● WHAT YOU SHOULD DO
Each entry below must be repeated word for word.

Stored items
------
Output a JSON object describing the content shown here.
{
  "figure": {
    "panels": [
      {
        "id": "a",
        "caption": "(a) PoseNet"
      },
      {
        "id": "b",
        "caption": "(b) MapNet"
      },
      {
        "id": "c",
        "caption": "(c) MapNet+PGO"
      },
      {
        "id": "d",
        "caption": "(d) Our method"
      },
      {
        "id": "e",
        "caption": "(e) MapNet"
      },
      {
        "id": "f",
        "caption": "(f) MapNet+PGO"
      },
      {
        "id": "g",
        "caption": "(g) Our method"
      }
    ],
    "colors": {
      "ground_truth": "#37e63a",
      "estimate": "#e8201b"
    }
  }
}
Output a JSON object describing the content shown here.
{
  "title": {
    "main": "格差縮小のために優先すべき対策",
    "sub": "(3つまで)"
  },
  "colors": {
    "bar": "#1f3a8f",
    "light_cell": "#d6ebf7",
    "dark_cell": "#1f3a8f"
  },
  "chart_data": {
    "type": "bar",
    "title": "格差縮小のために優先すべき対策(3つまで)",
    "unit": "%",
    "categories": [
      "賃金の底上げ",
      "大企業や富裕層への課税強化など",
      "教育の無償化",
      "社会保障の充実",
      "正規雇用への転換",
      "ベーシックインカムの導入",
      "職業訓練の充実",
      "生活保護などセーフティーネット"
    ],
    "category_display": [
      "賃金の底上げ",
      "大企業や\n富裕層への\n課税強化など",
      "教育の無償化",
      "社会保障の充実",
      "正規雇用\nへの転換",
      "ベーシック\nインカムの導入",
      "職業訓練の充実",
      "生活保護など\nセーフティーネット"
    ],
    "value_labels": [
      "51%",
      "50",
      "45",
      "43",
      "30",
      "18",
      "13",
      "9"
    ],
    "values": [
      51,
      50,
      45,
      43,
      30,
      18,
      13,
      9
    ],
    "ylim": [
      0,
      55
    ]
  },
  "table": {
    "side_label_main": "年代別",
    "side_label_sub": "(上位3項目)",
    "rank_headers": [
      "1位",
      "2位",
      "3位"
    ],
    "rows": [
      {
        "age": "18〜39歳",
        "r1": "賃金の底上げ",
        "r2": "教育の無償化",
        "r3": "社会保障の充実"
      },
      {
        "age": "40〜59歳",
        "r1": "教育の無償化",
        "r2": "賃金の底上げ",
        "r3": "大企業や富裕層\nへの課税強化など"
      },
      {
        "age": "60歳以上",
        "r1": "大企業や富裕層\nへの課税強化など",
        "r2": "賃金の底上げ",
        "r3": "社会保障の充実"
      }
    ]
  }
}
------
● TASK SOLUTION
Output a JSON object describing the content shown here.
{
  "figure": {
    "panels": [
      {
        "id": "a",
        "caption": "(a) PoseNet"
      },
      {
        "id": "b",
        "caption": "(b) MapNet"
      },
      {
        "id": "c",
        "caption": "(c) MapNet+PGO"
      },
      {
        "id": "d",
        "caption": "(d) Our method"
      },
      {
        "id": "e",
        "caption": "(e) MapNet"
      },
      {
        "id": "f",
        "caption": "(f) MapNet+PGO"
      },
      {
        "id": "g",
        "caption": "(g) Our method"
      }
    ],
    "colors": {
      "ground_truth": "#37e63a",
      "estimate": "#e8201b"
    }
  }
}
Output a JSON object describing the content shown here.
{
  "title": {
    "main": "格差縮小のために優先すべき対策",
    "sub": "(3つまで)"
  },
  "colors": {
    "bar": "#1f3a8f",
    "light_cell": "#d6ebf7",
    "dark_cell": "#1f3a8f"
  },
  "chart_data": {
    "type": "bar",
    "title": "格差縮小のために優先すべき対策(3つまで)",
    "unit": "%",
    "categories": [
      "賃金の底上げ",
      "大企業や富裕層への課税強化など",
      "教育の無償化",
      "社会保障の充実",
      "正規雇用への転換",
      "ベーシックインカムの導入",
      "職業訓練の充実",
      "生活保護などセーフティーネット"
    ],
    "category_display": [
      "賃金の底上げ",
      "大企業や\n富裕層への\n課税強化など",
      "教育の無償化",
      "社会保障の充実",
      "正規雇用\nへの転換",
      "ベーシック\nインカムの導入",
      "職業訓練の充実",
      "生活保護など\nセーフティーネット"
    ],
    "value_labels": [
      "51%",
      "50",
      "45",
      "43",
      "30",
      "18",
      "13",
      "9"
    ],
    "values": [
      51,
      50,
      45,
      43,
      30,
      18,
      13,
      9
    ],
    "ylim": [
      0,
      55
    ]
  },
  "table": {
    "side_label_main": "年代別",
    "side_label_sub": "(上位3項目)",
    "rank_headers": [
      "1位",
      "2位",
      "3位"
    ],
    "rows": [
      {
        "age": "18〜39歳",
        "r1": "賃金の底上げ",
        "r2": "教育の無償化",
        "r3": "社会保障の充実"
      },
      {
        "age": "40〜59歳",
        "r1": "教育の無償化",
        "r2": "賃金の底上げ",
        "r3": "大企業や富裕層\nへの課税強化など"
      },
      {
        "age": "60歳以上",
        "r1": "大企業や富裕層\nへの課税強化など",
        "r2": "賃金の底上げ",
        "r3": "社会保障の充実"
      }
    ]
  }
}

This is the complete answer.